- [EXTRACT TO READ]
□ □ □ □ □ □ □

Images are sometimes primary sources
- One needs historical knowledge to understand propaganda (starting from ancient emperors to Hitler and Stalin). This Wikipedia isn't for Western academicians only.
- I find the Nazi propaganda present in many pages digusting.
- Propaganda pictures are acceptable in Nazi propaganda, where they are explained, not as an image of Nazi Germany or Adolf Hitler or some other idol.
- The same pictures are being used several times in connected pages. "repetitio est mater studiorum" which means here "Wikipedia indoctrinates you."
- Xx236 (talk) 14:11, 10 February 2017 (UTC)
- It's not clear what action is being suggested here. Problems with specific articles should be discussed on those articles' talk pages or at the related WikiProject. However, please also remember that Wikipedia is not censored, so simply finding some material "disgusting" is not adequate grounds for
removingexcluding it. —Sangdeboeuf (talk) 19:42, 10 February 2017 (UTC)- Propaganda pictures are useful in many kinds of articles. An educated understanding of the subject will know what all the sides thought of it: the image that the Nazis chose to project for themselves, the image that their enemies used of them, the images that we now use, etc. There's nothing wrong with explaining what those images represent in those other articles: "Official portrait of <person>" or "Photo of military parade by famous Nazi propagandist, Watts Hisface" or "Wartime poster by <enemy>". WhatamIdoing (talk) 08:02, 12 February 2017 (UTC)
- It's not clear what action is being suggested here. Problems with specific articles should be discussed on those articles' talk pages or at the related WikiProject. However, please also remember that Wikipedia is not censored, so simply finding some material "disgusting" is not adequate grounds for
Primary / secondary sources in basic science
I would like to get some clarification on this guideline "Wikipedia articles should be based on reliable, published secondary sources and, to a lesser extent, on tertiary sources and primary sources." because it is not easily applied to the basic sciences. Here's why.
The best sources in basic science are peer reviewed research articles in reputable journals i.e. primary sources by the WP's definition. The basic science equivalent to secondary sources, i.e. reviews of a developing research field, often just contain a brief summary of the primary research and can be colored by the authors' own view point. This often makes them a worse source than the primary research and it is different to medical research where meta-analyses and systematic reviews are often superior to primary research. But these types of publications are often not possible in basic research since at the bottom of the research tree it does not make sense to repeat the analysis on a small root many times to get enough data for a meta-analysis.
So, while I agree that secondary sources are best for history and medical research, I think this is not the best guideline for basic research. And not summarizing basic research would deprive the Wikipedia of most of its material in the sciences. — J.S.talk 10:51, 15 March 2017 (UTC)

□ □ □ □ □ □ □

- [INFORMATION PROVIDED]
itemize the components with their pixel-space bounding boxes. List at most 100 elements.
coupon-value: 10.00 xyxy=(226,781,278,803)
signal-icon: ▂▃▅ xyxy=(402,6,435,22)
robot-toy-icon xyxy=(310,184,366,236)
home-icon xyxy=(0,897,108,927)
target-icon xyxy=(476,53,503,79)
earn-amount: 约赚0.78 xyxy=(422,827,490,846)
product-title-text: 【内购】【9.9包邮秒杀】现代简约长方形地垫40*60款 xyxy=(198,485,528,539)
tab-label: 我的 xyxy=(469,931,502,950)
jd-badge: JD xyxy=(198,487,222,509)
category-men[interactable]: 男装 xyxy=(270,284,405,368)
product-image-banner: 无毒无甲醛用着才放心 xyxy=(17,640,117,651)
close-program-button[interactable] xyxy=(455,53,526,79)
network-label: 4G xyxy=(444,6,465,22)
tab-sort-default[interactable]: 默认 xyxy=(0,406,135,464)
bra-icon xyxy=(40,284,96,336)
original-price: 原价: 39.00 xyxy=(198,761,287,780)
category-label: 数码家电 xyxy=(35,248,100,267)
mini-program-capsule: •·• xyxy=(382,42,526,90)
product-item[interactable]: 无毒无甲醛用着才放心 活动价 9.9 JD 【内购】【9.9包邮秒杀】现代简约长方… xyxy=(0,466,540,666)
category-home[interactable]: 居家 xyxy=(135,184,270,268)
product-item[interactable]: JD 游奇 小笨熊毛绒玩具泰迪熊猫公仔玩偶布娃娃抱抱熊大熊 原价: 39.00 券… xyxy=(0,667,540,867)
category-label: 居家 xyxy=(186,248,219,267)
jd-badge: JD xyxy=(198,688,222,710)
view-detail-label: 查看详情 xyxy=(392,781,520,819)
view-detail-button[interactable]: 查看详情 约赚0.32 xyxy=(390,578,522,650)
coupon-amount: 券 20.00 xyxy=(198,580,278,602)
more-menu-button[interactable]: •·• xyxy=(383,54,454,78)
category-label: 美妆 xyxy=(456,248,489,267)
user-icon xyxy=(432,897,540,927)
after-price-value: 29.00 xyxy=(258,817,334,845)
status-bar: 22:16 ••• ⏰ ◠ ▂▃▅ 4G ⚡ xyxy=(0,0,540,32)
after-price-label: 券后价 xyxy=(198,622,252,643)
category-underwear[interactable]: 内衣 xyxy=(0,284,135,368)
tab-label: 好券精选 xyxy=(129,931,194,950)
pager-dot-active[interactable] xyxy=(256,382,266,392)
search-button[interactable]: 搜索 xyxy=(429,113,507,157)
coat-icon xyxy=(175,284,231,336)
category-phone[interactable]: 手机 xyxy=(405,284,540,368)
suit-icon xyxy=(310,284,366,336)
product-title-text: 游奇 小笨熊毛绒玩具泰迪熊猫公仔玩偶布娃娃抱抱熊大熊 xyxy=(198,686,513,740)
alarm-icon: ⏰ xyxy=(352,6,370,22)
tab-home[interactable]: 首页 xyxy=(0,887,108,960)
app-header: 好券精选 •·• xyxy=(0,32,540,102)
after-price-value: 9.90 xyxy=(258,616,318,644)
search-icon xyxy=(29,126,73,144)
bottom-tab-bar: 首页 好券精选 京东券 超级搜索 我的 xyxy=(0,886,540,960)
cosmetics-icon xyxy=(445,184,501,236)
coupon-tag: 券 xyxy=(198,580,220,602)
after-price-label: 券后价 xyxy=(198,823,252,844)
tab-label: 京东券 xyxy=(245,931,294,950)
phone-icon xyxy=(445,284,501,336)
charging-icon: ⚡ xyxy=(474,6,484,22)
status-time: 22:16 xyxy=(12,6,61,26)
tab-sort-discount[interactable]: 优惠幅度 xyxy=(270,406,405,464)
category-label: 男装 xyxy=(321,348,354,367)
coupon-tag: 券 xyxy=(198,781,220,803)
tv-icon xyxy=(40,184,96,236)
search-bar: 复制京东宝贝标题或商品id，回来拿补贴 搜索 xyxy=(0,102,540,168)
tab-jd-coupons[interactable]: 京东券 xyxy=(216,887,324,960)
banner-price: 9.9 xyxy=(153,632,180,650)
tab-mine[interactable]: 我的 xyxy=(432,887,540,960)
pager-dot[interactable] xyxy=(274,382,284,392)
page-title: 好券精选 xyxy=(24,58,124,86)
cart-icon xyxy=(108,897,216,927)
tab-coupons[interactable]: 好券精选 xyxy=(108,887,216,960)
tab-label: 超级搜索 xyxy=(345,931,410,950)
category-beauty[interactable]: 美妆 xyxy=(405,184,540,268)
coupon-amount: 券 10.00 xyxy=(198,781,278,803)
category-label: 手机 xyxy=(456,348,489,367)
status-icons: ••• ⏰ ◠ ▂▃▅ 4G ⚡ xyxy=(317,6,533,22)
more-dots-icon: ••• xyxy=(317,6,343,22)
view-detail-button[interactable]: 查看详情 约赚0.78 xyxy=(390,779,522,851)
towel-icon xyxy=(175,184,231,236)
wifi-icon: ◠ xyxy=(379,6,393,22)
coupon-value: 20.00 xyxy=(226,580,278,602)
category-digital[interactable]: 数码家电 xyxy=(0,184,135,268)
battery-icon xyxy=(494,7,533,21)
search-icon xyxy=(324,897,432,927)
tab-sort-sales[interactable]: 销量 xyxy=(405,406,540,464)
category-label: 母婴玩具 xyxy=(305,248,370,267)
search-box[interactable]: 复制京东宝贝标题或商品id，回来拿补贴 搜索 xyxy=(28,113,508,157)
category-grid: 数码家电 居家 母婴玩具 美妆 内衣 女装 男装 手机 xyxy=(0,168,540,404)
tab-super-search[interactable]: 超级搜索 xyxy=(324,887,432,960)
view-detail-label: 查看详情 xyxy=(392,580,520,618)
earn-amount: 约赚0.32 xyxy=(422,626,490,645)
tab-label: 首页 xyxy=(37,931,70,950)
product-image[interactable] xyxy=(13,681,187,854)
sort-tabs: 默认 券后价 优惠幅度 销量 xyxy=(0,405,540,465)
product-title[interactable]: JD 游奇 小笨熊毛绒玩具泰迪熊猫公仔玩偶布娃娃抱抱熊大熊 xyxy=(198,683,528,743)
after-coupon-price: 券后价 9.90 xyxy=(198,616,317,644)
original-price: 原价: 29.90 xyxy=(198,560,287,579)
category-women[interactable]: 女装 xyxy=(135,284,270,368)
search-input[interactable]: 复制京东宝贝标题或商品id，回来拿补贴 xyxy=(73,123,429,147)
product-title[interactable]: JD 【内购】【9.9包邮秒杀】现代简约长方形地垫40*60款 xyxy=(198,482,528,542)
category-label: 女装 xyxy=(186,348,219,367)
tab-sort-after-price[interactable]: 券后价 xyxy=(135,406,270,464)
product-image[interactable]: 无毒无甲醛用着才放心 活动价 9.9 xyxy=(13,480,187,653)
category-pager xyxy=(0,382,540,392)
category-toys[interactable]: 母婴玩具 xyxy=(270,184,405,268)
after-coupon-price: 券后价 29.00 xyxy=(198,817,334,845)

□ □ □ □ □ □ □

Continue the Wikipedia talk-page discussion about sources from where it stops.

- [EXERCISE RESULT]
- You wrote: "And not summarizing basic research would deprive the Wikipedia of most of its material in the sciences.". I assume that when you wrote "basic research" you meant "primary sources". Is that what you meant? If so, what about the loads and loads of actual secondary and tertiary sources that are published all the time? I see no basis in reality for this claim, that generally using secondary and tertiary sources and using primary sources rarely and with care would deprive WP of anything. Jytdog (talk) 19:18, 15 March 2017 (UTC)
- This discussion is probably more appropriate at WP:SCIRS or WP:MEDRS btw. Jytdog (talk) 19:23, 15 March 2017 (UTC)
- Hi J.S., and thanks for the comment. Are you talking about basic research (as in what happens at SLAC) or the basic sciences (as in biology, physics, etc.)? WhatamIdoing (talk) 01:28, 6 April 2017 (UTC)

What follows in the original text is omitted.